(Data excerpts)
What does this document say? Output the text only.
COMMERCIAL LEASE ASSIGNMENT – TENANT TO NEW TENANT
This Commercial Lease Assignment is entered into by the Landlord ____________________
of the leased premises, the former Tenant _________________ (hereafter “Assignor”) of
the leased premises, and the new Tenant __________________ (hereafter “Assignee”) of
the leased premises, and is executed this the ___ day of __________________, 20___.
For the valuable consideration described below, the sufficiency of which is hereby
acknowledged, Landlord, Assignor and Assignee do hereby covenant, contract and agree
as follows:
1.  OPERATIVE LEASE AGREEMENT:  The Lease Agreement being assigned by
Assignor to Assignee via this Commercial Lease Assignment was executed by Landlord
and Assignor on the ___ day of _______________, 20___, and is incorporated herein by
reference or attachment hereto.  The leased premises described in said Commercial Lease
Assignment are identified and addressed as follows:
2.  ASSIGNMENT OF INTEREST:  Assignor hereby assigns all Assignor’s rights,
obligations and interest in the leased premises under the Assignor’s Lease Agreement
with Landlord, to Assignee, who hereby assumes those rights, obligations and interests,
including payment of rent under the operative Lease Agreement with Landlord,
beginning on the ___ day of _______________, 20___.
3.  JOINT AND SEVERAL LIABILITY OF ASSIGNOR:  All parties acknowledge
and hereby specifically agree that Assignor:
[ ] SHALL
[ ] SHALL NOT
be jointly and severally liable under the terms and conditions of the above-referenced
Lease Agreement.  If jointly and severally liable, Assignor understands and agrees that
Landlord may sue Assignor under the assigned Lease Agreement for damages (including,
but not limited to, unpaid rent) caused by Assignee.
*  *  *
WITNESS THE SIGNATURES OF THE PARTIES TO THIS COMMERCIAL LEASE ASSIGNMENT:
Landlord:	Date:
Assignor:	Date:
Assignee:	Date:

● TASK REQUIREMENTS
Copy every record exactly as presented.

● FULL OUTPUT
What does this document say? Output the text only.
COMMERCIAL LEASE ASSIGNMENT – TENANT TO NEW TENANT
This Commercial Lease Assignment is entered into by the Landlord ____________________
of the leased premises, the former Tenant _________________ (hereafter “Assignor”) of
the leased premises, and the new Tenant __________________ (hereafter “Assignee”) of
the leased premises, and is executed this the ___ day of __________________, 20___.
For the valuable consideration described below, the sufficiency of which is hereby
acknowledged, Landlord, Assignor and Assignee do hereby covenant, contract and agree
as follows:
1.  OPERATIVE LEASE AGREEMENT:  The Lease Agreement being assigned by
Assignor to Assignee via this Commercial Lease Assignment was executed by Landlord
and Assignor on the ___ day of _______________, 20___, and is incorporated herein by
reference or attachment hereto.  The leased premises described in said Commercial Lease
Assignment are identified and addressed as follows:
2.  ASSIGNMENT OF INTEREST:  Assignor hereby assigns all Assignor’s rights,
obligations and interest in the leased premises under the Assignor’s Lease Agreement
with Landlord, to Assignee, who hereby assumes those rights, obligations and interests,
including payment of rent under the operative Lease Agreement with Landlord,
beginning on the ___ day of _______________, 20___.
3.  JOINT AND SEVERAL LIABILITY OF ASSIGNOR:  All parties acknowledge
and hereby specifically agree that Assignor:
[ ] SHALL
[ ] SHALL NOT
be jointly and severally liable under the terms and conditions of the above-referenced
Lease Agreement.  If jointly and severally liable, Assignor understands and agrees that
Landlord may sue Assignor under the assigned Lease Agreement for damages (including,
but not limited to, unpaid rent) caused by Assignee.
*  *  *
WITNESS THE SIGNATURES OF THE PARTIES TO THIS COMMERCIAL LEASE ASSIGNMENT:
Landlord:	Date:
Assignor:	Date:
Assignee:	Date:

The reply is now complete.